WHAT YOU ARE ASKED TO DO: Scan the material below for the string "this", and copy every line where it shows up.

DATA EXCERPTS:
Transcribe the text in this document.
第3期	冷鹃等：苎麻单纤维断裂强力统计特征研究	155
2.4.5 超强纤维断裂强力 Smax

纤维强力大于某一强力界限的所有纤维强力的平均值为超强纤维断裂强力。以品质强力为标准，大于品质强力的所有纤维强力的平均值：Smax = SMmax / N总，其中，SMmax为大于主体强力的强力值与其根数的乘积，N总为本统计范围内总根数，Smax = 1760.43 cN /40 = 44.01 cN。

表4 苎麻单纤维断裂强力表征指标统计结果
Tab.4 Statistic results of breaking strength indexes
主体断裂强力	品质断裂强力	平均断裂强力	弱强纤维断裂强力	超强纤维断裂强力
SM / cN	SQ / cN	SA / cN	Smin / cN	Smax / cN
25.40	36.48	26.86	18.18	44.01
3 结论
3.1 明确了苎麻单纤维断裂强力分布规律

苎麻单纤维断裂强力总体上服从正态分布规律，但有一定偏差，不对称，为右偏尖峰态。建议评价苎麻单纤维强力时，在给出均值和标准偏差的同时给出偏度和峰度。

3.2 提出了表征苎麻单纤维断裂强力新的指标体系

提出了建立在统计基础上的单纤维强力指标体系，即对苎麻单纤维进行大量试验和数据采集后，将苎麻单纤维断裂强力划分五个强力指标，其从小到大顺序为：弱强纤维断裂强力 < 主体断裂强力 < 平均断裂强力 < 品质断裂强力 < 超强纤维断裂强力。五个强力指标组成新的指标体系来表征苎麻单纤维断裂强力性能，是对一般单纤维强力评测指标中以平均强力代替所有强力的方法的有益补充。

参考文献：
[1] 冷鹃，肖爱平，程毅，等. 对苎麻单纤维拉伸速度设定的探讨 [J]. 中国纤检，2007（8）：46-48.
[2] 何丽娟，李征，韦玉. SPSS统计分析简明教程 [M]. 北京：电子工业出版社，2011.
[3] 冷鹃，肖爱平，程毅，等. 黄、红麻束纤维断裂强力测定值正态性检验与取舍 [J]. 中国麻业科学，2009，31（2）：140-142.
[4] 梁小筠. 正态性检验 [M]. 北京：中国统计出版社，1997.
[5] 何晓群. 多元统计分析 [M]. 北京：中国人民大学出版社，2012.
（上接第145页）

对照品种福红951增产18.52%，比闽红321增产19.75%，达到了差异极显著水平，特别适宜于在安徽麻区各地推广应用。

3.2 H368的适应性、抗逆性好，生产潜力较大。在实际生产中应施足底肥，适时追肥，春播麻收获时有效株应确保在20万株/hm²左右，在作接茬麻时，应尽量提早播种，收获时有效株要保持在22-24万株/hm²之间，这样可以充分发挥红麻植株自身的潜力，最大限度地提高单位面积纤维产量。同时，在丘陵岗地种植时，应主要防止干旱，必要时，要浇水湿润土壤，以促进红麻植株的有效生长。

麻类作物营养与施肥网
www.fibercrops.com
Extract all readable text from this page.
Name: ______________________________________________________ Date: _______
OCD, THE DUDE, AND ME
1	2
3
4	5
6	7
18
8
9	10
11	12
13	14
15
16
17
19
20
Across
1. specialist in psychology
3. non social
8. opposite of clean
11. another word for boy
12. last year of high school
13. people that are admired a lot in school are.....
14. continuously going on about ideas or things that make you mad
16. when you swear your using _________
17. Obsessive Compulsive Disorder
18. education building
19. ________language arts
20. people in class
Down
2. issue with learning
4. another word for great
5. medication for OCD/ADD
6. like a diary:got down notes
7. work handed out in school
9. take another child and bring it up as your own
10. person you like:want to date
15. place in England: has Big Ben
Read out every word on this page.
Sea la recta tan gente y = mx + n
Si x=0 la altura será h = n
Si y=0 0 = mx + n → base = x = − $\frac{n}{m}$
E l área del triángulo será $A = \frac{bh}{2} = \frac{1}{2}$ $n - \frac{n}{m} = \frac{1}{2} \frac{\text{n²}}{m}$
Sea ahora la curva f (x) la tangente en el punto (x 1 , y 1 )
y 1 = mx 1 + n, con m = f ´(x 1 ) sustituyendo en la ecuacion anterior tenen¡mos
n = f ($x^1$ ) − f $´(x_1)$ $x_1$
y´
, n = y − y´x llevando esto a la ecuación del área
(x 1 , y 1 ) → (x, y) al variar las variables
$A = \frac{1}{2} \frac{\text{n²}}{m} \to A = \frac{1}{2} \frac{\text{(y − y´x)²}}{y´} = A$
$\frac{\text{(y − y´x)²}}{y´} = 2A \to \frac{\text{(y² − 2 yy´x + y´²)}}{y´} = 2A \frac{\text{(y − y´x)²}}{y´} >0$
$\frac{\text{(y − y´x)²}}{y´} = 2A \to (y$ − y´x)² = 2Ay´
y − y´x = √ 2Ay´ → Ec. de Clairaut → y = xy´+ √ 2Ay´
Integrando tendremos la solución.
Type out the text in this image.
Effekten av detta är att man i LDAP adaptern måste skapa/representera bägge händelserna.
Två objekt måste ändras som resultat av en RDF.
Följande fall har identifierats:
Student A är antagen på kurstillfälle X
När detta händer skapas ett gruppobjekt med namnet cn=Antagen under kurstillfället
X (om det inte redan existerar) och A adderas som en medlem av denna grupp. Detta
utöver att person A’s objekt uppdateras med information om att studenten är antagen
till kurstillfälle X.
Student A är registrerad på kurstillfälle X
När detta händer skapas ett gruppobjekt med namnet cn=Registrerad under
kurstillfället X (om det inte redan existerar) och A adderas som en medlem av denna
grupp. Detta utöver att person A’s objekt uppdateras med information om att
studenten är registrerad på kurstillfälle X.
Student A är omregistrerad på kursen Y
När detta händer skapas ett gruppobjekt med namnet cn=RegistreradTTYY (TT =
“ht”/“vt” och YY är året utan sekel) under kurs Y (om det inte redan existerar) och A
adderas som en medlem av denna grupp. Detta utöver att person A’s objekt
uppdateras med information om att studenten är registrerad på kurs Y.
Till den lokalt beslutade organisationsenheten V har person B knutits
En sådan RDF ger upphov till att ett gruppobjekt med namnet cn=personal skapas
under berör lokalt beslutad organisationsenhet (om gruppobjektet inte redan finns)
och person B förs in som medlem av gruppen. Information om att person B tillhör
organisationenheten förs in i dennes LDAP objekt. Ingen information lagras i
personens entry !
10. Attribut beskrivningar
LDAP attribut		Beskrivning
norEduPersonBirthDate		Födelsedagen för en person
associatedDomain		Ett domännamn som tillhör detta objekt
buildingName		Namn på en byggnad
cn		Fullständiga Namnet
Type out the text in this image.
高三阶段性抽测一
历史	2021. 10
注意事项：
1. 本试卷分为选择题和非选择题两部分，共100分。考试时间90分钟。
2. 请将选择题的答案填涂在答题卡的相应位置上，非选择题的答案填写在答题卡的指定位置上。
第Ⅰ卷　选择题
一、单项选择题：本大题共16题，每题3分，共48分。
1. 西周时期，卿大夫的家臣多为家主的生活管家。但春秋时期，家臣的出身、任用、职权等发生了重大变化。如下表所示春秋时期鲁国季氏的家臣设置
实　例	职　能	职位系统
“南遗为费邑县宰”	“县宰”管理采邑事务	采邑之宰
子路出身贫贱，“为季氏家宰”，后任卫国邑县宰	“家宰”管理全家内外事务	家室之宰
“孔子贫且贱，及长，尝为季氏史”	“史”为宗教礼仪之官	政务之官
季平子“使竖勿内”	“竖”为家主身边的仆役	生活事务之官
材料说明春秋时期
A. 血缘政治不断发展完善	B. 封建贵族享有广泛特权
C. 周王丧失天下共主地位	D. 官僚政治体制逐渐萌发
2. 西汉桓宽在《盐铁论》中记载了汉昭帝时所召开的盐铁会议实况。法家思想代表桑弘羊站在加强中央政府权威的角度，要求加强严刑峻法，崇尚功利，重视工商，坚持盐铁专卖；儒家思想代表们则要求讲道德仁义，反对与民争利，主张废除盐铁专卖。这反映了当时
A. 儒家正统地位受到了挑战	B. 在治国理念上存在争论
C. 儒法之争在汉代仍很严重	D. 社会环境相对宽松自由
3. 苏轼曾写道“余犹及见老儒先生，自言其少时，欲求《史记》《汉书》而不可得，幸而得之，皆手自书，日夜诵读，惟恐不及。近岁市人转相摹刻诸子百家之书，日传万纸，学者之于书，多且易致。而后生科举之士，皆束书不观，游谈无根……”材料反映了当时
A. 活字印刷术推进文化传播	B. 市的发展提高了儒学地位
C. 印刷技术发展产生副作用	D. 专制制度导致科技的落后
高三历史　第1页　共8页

OUTPUT BELOW:
Transcribe the text in this document.
Extract all readable text from this page.
Read out every word on this page.
Type out the text in this image.
Type out the text in this image.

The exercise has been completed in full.